● **Short problem**
List each line in which the string "mentis" appears.

● **Data supplied**
[start]
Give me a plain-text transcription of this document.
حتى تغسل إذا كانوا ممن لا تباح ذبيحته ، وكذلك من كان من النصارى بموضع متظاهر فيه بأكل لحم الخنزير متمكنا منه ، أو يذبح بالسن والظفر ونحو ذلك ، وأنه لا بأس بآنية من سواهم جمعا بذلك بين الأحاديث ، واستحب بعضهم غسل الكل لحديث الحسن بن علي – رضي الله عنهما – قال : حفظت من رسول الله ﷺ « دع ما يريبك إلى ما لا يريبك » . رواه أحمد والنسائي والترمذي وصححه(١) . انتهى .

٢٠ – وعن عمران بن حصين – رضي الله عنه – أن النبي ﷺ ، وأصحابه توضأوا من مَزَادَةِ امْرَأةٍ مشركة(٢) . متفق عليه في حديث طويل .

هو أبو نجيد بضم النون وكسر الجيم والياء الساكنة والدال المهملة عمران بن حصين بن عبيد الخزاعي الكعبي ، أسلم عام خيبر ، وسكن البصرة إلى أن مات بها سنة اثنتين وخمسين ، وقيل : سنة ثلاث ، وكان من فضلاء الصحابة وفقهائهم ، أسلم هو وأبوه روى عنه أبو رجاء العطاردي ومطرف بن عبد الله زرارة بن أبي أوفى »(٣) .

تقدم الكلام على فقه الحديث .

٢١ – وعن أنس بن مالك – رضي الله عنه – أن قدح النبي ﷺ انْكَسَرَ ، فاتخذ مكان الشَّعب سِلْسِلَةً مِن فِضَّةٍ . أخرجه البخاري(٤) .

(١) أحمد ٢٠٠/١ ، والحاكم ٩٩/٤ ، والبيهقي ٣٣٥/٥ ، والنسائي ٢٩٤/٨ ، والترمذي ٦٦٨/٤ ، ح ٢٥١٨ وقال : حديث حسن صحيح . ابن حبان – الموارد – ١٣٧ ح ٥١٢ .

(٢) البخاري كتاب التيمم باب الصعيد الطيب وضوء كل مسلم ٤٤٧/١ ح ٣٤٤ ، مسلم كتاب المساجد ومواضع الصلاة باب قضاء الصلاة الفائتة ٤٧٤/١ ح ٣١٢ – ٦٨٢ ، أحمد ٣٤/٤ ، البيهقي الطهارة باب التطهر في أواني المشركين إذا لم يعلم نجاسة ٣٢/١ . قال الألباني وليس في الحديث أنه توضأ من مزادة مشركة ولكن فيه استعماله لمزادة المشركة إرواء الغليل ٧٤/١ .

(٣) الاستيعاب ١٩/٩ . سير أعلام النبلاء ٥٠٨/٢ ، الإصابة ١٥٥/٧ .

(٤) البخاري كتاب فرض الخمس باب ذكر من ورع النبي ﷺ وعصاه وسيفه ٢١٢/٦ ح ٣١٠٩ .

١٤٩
[end]
[start]
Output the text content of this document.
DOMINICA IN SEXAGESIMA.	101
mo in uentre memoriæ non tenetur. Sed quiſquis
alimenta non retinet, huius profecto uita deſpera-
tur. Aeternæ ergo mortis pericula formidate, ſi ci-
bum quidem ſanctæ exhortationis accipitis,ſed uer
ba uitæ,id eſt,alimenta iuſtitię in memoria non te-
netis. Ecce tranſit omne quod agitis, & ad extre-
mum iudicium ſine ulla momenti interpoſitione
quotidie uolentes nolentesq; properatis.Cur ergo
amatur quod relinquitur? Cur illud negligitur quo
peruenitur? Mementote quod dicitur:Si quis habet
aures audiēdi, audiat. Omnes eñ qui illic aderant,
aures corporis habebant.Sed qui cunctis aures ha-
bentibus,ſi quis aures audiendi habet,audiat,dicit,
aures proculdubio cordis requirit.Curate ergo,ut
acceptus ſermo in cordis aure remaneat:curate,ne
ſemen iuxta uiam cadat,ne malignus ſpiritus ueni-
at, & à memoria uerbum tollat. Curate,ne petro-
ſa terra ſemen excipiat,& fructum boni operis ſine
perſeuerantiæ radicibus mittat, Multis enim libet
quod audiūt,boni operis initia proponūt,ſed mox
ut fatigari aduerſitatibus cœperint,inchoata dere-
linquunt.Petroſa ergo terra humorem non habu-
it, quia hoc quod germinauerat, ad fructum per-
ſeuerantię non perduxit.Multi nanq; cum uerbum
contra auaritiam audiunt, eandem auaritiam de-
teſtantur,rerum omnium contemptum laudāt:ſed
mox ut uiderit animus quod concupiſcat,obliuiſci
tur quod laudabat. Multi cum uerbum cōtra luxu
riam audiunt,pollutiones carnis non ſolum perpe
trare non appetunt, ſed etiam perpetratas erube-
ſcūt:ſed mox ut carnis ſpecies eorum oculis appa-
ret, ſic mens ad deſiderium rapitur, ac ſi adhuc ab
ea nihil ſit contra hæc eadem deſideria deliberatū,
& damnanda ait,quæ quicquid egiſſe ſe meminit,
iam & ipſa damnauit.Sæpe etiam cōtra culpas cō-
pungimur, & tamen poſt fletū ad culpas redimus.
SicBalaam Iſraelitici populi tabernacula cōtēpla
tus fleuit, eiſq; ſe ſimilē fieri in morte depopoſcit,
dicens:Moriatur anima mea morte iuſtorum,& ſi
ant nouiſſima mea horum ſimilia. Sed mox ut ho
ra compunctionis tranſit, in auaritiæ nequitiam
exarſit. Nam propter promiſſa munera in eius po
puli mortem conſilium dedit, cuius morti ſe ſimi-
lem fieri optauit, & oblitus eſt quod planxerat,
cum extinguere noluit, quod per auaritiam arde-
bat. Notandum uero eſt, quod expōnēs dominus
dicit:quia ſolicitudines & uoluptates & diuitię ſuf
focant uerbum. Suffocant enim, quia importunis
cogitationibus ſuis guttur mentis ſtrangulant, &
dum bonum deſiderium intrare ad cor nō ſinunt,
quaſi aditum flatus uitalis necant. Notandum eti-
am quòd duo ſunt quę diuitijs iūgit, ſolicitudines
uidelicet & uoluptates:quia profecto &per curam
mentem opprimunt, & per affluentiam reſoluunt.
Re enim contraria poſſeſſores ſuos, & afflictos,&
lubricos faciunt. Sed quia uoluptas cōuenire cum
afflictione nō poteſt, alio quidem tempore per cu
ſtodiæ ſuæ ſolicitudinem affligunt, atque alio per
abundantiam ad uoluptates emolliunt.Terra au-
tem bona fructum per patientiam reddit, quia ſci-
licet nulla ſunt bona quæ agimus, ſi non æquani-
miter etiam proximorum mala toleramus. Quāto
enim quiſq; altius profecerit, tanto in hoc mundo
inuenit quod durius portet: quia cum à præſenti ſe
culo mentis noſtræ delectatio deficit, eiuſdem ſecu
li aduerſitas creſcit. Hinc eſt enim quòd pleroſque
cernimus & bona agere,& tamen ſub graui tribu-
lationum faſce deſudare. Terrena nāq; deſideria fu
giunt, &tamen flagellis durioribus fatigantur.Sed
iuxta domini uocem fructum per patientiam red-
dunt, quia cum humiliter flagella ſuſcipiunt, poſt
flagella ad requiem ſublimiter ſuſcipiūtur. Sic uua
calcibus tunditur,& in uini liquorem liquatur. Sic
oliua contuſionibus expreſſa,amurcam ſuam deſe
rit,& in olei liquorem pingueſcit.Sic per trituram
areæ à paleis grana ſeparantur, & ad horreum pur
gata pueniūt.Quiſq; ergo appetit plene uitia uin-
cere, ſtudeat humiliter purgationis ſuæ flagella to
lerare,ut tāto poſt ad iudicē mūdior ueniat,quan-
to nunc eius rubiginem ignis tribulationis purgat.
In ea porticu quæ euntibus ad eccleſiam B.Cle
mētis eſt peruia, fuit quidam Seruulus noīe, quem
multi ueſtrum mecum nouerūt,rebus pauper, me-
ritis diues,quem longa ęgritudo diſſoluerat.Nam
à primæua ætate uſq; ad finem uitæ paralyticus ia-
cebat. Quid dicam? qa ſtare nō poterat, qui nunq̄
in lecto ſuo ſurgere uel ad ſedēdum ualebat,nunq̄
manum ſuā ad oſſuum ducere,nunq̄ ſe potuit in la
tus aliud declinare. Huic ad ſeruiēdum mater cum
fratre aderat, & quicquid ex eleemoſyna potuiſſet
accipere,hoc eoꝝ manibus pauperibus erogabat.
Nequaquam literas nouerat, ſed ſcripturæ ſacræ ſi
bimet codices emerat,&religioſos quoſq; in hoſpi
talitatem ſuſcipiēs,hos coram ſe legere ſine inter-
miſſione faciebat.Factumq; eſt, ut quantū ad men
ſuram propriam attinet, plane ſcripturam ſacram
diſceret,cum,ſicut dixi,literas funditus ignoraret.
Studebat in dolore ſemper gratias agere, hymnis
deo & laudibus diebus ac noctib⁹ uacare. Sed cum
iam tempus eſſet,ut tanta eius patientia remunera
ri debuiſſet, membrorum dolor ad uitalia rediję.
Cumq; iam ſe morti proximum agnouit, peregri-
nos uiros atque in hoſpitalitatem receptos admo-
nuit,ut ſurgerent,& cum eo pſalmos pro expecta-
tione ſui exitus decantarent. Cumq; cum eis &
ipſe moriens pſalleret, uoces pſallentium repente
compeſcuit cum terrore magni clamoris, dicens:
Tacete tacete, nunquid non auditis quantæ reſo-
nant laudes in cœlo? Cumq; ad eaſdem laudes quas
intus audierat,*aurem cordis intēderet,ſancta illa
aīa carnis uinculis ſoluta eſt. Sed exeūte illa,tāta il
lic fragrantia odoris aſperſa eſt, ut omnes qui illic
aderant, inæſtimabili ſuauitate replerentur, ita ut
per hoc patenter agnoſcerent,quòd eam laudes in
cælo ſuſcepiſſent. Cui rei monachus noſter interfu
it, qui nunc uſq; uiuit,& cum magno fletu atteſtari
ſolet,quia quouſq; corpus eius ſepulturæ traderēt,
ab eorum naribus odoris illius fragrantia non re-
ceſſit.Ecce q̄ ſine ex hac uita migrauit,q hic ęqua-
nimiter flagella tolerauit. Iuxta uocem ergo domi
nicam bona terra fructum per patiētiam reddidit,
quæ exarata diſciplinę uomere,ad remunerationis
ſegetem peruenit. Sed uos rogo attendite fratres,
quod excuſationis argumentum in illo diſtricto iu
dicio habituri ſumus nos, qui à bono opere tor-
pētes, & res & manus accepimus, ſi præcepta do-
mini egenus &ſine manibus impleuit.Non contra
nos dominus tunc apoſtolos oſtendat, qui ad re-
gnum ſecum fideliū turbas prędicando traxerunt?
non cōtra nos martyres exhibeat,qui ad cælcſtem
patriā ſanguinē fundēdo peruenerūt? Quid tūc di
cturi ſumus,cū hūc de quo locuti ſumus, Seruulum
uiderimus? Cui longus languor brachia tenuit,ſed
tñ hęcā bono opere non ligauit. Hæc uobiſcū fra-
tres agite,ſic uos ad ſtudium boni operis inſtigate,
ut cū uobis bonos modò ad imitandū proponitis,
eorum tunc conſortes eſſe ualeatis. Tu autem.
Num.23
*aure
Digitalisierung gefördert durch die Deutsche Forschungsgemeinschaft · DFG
[end]
● **Response**
cogitationibus ſuis guttur mentis ſtrangulant, &
culo mentis noſtræ delectatio deficit, eiuſdem ſecu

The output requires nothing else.